Aim of the exercise ->
Each line below is to be written out in full, exactly as shown.

+ + + + + + +

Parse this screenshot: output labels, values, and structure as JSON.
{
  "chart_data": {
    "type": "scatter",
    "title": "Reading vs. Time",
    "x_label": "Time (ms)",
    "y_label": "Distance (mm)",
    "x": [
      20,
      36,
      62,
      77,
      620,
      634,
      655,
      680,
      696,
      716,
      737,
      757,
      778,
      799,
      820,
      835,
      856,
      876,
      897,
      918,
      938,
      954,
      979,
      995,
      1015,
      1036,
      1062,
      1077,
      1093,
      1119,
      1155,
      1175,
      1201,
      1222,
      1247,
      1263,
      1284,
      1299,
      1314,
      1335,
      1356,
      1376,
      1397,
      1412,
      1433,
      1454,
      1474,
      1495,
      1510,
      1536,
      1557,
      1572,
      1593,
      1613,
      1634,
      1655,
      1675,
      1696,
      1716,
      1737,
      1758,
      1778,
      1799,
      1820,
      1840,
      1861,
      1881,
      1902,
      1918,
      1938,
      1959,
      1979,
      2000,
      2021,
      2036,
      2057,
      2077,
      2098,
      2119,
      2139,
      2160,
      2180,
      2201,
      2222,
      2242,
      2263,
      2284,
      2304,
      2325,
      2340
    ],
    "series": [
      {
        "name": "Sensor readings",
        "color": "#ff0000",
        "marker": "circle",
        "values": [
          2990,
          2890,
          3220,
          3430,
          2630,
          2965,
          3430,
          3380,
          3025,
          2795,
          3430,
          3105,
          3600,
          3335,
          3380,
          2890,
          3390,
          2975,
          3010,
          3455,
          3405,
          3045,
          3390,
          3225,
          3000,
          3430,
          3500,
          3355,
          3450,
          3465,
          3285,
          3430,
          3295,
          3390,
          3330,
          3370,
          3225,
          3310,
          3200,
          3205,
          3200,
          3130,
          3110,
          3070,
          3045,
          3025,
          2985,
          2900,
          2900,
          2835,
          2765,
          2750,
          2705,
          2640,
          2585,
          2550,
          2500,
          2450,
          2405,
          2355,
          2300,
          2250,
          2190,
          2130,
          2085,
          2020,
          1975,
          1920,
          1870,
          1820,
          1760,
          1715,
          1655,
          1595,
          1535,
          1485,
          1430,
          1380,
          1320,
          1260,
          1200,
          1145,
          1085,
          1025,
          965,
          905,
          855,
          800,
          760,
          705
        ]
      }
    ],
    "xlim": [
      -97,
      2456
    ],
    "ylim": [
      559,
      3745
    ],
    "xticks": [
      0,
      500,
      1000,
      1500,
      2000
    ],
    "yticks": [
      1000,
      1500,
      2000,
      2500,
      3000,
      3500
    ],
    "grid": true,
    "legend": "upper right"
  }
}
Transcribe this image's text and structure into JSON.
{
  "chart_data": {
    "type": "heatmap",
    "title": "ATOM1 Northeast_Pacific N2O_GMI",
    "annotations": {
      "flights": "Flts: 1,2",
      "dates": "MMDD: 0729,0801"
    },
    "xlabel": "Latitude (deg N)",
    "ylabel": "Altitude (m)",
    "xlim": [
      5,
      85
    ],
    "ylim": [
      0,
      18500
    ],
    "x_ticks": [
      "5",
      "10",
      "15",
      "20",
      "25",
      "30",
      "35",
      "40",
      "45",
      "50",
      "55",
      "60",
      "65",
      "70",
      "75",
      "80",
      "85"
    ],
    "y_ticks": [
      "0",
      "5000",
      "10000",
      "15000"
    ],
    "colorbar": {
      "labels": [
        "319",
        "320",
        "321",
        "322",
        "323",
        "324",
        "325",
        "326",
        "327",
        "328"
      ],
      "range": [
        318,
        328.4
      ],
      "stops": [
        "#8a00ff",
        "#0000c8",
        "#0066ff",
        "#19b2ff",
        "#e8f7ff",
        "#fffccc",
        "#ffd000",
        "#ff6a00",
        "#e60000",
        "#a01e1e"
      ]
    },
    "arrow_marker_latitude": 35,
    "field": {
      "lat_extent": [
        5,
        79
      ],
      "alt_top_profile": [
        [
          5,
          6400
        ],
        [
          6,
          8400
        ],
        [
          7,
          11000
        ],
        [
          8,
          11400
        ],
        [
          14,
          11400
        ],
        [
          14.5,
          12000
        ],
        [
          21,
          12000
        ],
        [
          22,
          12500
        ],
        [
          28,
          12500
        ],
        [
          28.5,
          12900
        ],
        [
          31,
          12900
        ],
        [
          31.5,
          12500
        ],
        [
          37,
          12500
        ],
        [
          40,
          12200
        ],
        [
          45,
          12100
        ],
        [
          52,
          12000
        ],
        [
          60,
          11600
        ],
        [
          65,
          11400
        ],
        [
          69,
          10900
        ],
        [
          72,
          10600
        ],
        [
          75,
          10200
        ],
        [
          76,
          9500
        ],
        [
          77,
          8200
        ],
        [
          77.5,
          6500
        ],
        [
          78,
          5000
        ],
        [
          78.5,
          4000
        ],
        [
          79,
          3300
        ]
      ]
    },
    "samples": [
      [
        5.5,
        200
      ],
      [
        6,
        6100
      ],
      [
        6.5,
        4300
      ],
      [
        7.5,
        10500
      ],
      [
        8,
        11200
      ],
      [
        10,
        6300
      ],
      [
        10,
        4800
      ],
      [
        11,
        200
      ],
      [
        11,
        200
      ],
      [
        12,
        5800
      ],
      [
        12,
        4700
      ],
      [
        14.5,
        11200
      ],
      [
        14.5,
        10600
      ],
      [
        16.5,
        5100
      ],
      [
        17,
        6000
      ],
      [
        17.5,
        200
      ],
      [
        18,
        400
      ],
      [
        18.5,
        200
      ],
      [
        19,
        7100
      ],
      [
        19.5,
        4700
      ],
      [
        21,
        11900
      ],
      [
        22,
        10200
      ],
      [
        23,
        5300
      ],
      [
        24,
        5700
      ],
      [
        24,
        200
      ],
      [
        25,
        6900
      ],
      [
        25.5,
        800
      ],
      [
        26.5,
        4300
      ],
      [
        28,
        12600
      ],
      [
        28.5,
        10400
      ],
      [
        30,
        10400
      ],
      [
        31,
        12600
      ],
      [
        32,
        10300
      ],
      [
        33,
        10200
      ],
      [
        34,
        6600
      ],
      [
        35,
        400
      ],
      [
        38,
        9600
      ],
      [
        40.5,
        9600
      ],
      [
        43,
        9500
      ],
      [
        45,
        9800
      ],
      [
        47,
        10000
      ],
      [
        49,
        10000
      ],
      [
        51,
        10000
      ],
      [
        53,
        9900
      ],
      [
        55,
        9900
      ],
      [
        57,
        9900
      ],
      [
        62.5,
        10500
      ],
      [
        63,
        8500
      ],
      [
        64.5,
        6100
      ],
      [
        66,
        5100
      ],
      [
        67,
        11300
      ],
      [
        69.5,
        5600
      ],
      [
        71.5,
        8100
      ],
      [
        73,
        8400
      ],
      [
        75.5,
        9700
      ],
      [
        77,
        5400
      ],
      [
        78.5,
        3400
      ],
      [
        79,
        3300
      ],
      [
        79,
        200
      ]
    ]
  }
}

+ + + + + + +

Answer to the problem ->
Parse this screenshot: output labels, values, and structure as JSON.
{
  "chart_data": {
    "type": "scatter",
    "title": "Reading vs. Time",
    "x_label": "Time (ms)",
    "y_label": "Distance (mm)",
    "x": [
      20,
      36,
      62,
      77,
      620,
      634,
      655,
      680,
      696,
      716,
      737,
      757,
      778,
      799,
      820,
      835,
      856,
      876,
      897,
      918,
      938,
      954,
      979,
      995,
      1015,
      1036,
      1062,
      1077,
      1093,
      1119,
      1155,
      1175,
      1201,
      1222,
      1247,
      1263,
      1284,
      1299,
      1314,
      1335,
      1356,
      1376,
      1397,
      1412,
      1433,
      1454,
      1474,
      1495,
      1510,
      1536,
      1557,
      1572,
      1593,
      1613,
      1634,
      1655,
      1675,
      1696,
      1716,
      1737,
      1758,
      1778,
      1799,
      1820,
      1840,
      1861,
      1881,
      1902,
      1918,
      1938,
      1959,
      1979,
      2000,
      2021,
      2036,
      2057,
      2077,
      2098,
      2119,
      2139,
      2160,
      2180,
      2201,
      2222,
      2242,
      2263,
      2284,
      2304,
      2325,
      2340
    ],
    "series": [
      {
        "name": "Sensor readings",
        "color": "#ff0000",
        "marker": "circle",
        "values": [
          2990,
          2890,
          3220,
          3430,
          2630,
          2965,
          3430,
          3380,
          3025,
          2795,
          3430,
          3105,
          3600,
          3335,
          3380,
          2890,
          3390,
          2975,
          3010,
          3455,
          3405,
          3045,
          3390,
          3225,
          3000,
          3430,
          3500,
          3355,
          3450,
          3465,
          3285,
          3430,
          3295,
          3390,
          3330,
          3370,
          3225,
          3310,
          3200,
          3205,
          3200,
          3130,
          3110,
          3070,
          3045,
          3025,
          2985,
          2900,
          2900,
          2835,
          2765,
          2750,
          2705,
          2640,
          2585,
          2550,
          2500,
          2450,
          2405,
          2355,
          2300,
          2250,
          2190,
          2130,
          2085,
          2020,
          1975,
          1920,
          1870,
          1820,
          1760,
          1715,
          1655,
          1595,
          1535,
          1485,
          1430,
          1380,
          1320,
          1260,
          1200,
          1145,
          1085,
          1025,
          965,
          905,
          855,
          800,
          760,
          705
        ]
      }
    ],
    "xlim": [
      -97,
      2456
    ],
    "ylim": [
      559,
      3745
    ],
    "xticks": [
      0,
      500,
      1000,
      1500,
      2000
    ],
    "yticks": [
      1000,
      1500,
      2000,
      2500,
      3000,
      3500
    ],
    "grid": true,
    "legend": "upper right"
  }
}
Transcribe this image's text and structure into JSON.
{
  "chart_data": {
    "type": "heatmap",
    "title": "ATOM1 Northeast_Pacific N2O_GMI",
    "annotations": {
      "flights": "Flts: 1,2",
      "dates": "MMDD: 0729,0801"
    },
    "xlabel": "Latitude (deg N)",
    "ylabel": "Altitude (m)",
    "xlim": [
      5,
      85
    ],
    "ylim": [
      0,
      18500
    ],
    "x_ticks": [
      "5",
      "10",
      "15",
      "20",
      "25",
      "30",
      "35",
      "40",
      "45",
      "50",
      "55",
      "60",
      "65",
      "70",
      "75",
      "80",
      "85"
    ],
    "y_ticks": [
      "0",
      "5000",
      "10000",
      "15000"
    ],
    "colorbar": {
      "labels": [
        "319",
        "320",
        "321",
        "322",
        "323",
        "324",
        "325",
        "326",
        "327",
        "328"
      ],
      "range": [
        318,
        328.4
      ],
      "stops": [
        "#8a00ff",
        "#0000c8",
        "#0066ff",
        "#19b2ff",
        "#e8f7ff",
        "#fffccc",
        "#ffd000",
        "#ff6a00",
        "#e60000",
        "#a01e1e"
      ]
    },
    "arrow_marker_latitude": 35,
    "field": {
      "lat_extent": [
        5,
        79
      ],
      "alt_top_profile": [
        [
          5,
          6400
        ],
        [
          6,
          8400
        ],
        [
          7,
          11000
        ],
        [
          8,
          11400
        ],
        [
          14,
          11400
        ],
        [
          14.5,
          12000
        ],
        [
          21,
          12000
        ],
        [
          22,
          12500
        ],
        [
          28,
          12500
        ],
        [
          28.5,
          12900
        ],
        [
          31,
          12900
        ],
        [
          31.5,
          12500
        ],
        [
          37,
          12500
        ],
        [
          40,
          12200
        ],
        [
          45,
          12100
        ],
        [
          52,
          12000
        ],
        [
          60,
          11600
        ],
        [
          65,
          11400
        ],
        [
          69,
          10900
        ],
        [
          72,
          10600
        ],
        [
          75,
          10200
        ],
        [
          76,
          9500
        ],
        [
          77,
          8200
        ],
        [
          77.5,
          6500
        ],
        [
          78,
          5000
        ],
        [
          78.5,
          4000
        ],
        [
          79,
          3300
        ]
      ]
    },
    "samples": [
      [
        5.5,
        200
      ],
      [
        6,
        6100
      ],
      [
        6.5,
        4300
      ],
      [
        7.5,
        10500
      ],
      [
        8,
        11200
      ],
      [
        10,
        6300
      ],
      [
        10,
        4800
      ],
      [
        11,
        200
      ],
      [
        11,
        200
      ],
      [
        12,
        5800
      ],
      [
        12,
        4700
      ],
      [
        14.5,
        11200
      ],
      [
        14.5,
        10600
      ],
      [
        16.5,
        5100
      ],
      [
        17,
        6000
      ],
      [
        17.5,
        200
      ],
      [
        18,
        400
      ],
      [
        18.5,
        200
      ],
      [
        19,
        7100
      ],
      [
        19.5,
        4700
      ],
      [
        21,
        11900
      ],
      [
        22,
        10200
      ],
      [
        23,
        5300
      ],
      [
        24,
        5700
      ],
      [
        24,
        200
      ],
      [
        25,
        6900
      ],
      [
        25.5,
        800
      ],
      [
        26.5,
        4300
      ],
      [
        28,
        12600
      ],
      [
        28.5,
        10400
      ],
      [
        30,
        10400
      ],
      [
        31,
        12600
      ],
      [
        32,
        10300
      ],
      [
        33,
        10200
      ],
      [
        34,
        6600
      ],
      [
        35,
        400
      ],
      [
        38,
        9600
      ],
      [
        40.5,
        9600
      ],
      [
        43,
        9500
      ],
      [
        45,
        9800
      ],
      [
        47,
        10000
      ],
      [
        49,
        10000
      ],
      [
        51,
        10000
      ],
      [
        53,
        9900
      ],
      [
        55,
        9900
      ],
      [
        57,
        9900
      ],
      [
        62.5,
        10500
      ],
      [
        63,
        8500
      ],
      [
        64.5,
        6100
      ],
      [
        66,
        5100
      ],
      [
        67,
        11300
      ],
      [
        69.5,
        5600
      ],
      [
        71.5,
        8100
      ],
      [
        73,
        8400
      ],
      [
        75.5,
        9700
      ],
      [
        77,
        5400
      ],
      [
        78.5,
        3400
      ],
      [
        79,
        3300
      ],
      [
        79,
        200
      ]
    ]
  }
}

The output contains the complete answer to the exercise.